In this exercise, reproduce all the entries that follow exactly.

* [Records provided]
▬▬▬▬▬▬▬▬▬▬
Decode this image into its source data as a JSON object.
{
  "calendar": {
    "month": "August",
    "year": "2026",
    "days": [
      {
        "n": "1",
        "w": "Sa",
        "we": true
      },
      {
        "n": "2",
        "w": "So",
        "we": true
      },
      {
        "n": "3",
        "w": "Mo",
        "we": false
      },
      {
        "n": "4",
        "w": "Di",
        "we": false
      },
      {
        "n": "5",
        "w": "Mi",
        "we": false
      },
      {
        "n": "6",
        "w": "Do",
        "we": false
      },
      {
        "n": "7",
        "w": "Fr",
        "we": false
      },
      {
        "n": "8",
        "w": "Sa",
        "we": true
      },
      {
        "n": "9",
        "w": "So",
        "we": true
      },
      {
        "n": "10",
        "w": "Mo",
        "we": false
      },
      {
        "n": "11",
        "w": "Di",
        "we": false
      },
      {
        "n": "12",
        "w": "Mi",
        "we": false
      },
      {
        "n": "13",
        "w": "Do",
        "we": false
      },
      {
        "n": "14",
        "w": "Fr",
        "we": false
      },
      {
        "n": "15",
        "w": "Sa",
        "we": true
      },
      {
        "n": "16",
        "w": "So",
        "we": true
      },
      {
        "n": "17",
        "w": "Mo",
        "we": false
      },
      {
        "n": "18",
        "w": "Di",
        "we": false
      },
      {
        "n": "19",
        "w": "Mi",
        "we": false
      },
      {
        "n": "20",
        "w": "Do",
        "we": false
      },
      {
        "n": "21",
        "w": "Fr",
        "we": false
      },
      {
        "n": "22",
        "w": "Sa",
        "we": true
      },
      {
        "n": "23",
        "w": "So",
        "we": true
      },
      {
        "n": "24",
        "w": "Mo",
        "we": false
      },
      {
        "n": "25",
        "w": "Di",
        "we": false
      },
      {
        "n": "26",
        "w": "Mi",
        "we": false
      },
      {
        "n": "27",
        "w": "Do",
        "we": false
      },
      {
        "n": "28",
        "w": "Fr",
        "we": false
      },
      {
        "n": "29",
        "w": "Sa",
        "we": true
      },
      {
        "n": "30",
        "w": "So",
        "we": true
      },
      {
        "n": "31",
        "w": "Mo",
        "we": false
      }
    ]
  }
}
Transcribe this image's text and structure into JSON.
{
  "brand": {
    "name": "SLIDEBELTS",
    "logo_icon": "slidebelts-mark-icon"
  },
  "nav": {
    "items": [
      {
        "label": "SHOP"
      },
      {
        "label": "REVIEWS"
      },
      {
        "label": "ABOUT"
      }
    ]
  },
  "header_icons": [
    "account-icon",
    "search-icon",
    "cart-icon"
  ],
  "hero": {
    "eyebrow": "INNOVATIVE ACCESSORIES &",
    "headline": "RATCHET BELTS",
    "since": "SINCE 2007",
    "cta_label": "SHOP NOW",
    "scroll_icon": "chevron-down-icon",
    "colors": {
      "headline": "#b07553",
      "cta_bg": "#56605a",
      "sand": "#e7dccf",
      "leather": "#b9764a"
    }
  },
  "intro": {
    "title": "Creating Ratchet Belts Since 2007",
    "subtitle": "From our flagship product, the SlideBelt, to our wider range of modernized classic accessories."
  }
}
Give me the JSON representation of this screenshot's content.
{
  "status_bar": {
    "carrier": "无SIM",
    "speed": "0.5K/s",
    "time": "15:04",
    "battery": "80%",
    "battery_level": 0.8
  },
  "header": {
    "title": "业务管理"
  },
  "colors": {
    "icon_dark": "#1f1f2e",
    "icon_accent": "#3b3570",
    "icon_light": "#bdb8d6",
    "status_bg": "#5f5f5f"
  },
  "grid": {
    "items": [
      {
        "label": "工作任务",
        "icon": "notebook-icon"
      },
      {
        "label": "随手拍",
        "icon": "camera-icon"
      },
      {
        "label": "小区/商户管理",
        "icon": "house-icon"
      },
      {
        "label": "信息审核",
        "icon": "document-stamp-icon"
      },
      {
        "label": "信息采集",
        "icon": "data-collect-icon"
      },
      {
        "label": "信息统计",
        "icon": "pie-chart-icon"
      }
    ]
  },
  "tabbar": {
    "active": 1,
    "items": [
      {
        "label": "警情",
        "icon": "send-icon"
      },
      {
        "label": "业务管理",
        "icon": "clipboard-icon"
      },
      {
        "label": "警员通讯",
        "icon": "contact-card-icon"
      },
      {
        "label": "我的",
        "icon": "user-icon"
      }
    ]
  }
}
▬▬▬▬▬▬▬▬▬▬
* [Finished answer]
Decode this image into its source data as a JSON object.
{
  "calendar": {
    "month": "August",
    "year": "2026",
    "days": [
      {
        "n": "1",
        "w": "Sa",
        "we": true
      },
      {
        "n": "2",
        "w": "So",
        "we": true
      },
      {
        "n": "3",
        "w": "Mo",
        "we": false
      },
      {
        "n": "4",
        "w": "Di",
        "we": false
      },
      {
        "n": "5",
        "w": "Mi",
        "we": false
      },
      {
        "n": "6",
        "w": "Do",
        "we": false
      },
      {
        "n": "7",
        "w": "Fr",
        "we": false
      },
      {
        "n": "8",
        "w": "Sa",
        "we": true
      },
      {
        "n": "9",
        "w": "So",
        "we": true
      },
      {
        "n": "10",
        "w": "Mo",
        "we": false
      },
      {
        "n": "11",
        "w": "Di",
        "we": false
      },
      {
        "n": "12",
        "w": "Mi",
        "we": false
      },
      {
        "n": "13",
        "w": "Do",
        "we": false
      },
      {
        "n": "14",
        "w": "Fr",
        "we": false
      },
      {
        "n": "15",
        "w": "Sa",
        "we": true
      },
      {
        "n": "16",
        "w": "So",
        "we": true
      },
      {
        "n": "17",
        "w": "Mo",
        "we": false
      },
      {
        "n": "18",
        "w": "Di",
        "we": false
      },
      {
        "n": "19",
        "w": "Mi",
        "we": false
      },
      {
        "n": "20",
        "w": "Do",
        "we": false
      },
      {
        "n": "21",
        "w": "Fr",
        "we": false
      },
      {
        "n": "22",
        "w": "Sa",
        "we": true
      },
      {
        "n": "23",
        "w": "So",
        "we": true
      },
      {
        "n": "24",
        "w": "Mo",
        "we": false
      },
      {
        "n": "25",
        "w": "Di",
        "we": false
      },
      {
        "n": "26",
        "w": "Mi",
        "we": false
      },
      {
        "n": "27",
        "w": "Do",
        "we": false
      },
      {
        "n": "28",
        "w": "Fr",
        "we": false
      },
      {
        "n": "29",
        "w": "Sa",
        "we": true
      },
      {
        "n": "30",
        "w": "So",
        "we": true
      },
      {
        "n": "31",
        "w": "Mo",
        "we": false
      }
    ]
  }
}
Transcribe this image's text and structure into JSON.
{
  "brand": {
    "name": "SLIDEBELTS",
    "logo_icon": "slidebelts-mark-icon"
  },
  "nav": {
    "items": [
      {
        "label": "SHOP"
      },
      {
        "label": "REVIEWS"
      },
      {
        "label": "ABOUT"
      }
    ]
  },
  "header_icons": [
    "account-icon",
    "search-icon",
    "cart-icon"
  ],
  "hero": {
    "eyebrow": "INNOVATIVE ACCESSORIES &",
    "headline": "RATCHET BELTS",
    "since": "SINCE 2007",
    "cta_label": "SHOP NOW",
    "scroll_icon": "chevron-down-icon",
    "colors": {
      "headline": "#b07553",
      "cta_bg": "#56605a",
      "sand": "#e7dccf",
      "leather": "#b9764a"
    }
  },
  "intro": {
    "title": "Creating Ratchet Belts Since 2007",
    "subtitle": "From our flagship product, the SlideBelt, to our wider range of modernized classic accessories."
  }
}
Give me the JSON representation of this screenshot's content.
{
  "status_bar": {
    "carrier": "无SIM",
    "speed": "0.5K/s",
    "time": "15:04",
    "battery": "80%",
    "battery_level": 0.8
  },
  "header": {
    "title": "业务管理"
  },
  "colors": {
    "icon_dark": "#1f1f2e",
    "icon_accent": "#3b3570",
    "icon_light": "#bdb8d6",
    "status_bg": "#5f5f5f"
  },
  "grid": {
    "items": [
      {
        "label": "工作任务",
        "icon": "notebook-icon"
      },
      {
        "label": "随手拍",
        "icon": "camera-icon"
      },
      {
        "label": "小区/商户管理",
        "icon": "house-icon"
      },
      {
        "label": "信息审核",
        "icon": "document-stamp-icon"
      },
      {
        "label": "信息采集",
        "icon": "data-collect-icon"
      },
      {
        "label": "信息统计",
        "icon": "pie-chart-icon"
      }
    ]
  },
  "tabbar": {
    "active": 1,
    "items": [
      {
        "label": "警情",
        "icon": "send-icon"
      },
      {
        "label": "业务管理",
        "icon": "clipboard-icon"
      },
      {
        "label": "警员通讯",
        "icon": "contact-card-icon"
      },
      {
        "label": "我的",
        "icon": "user-icon"
      }
    ]
  }
}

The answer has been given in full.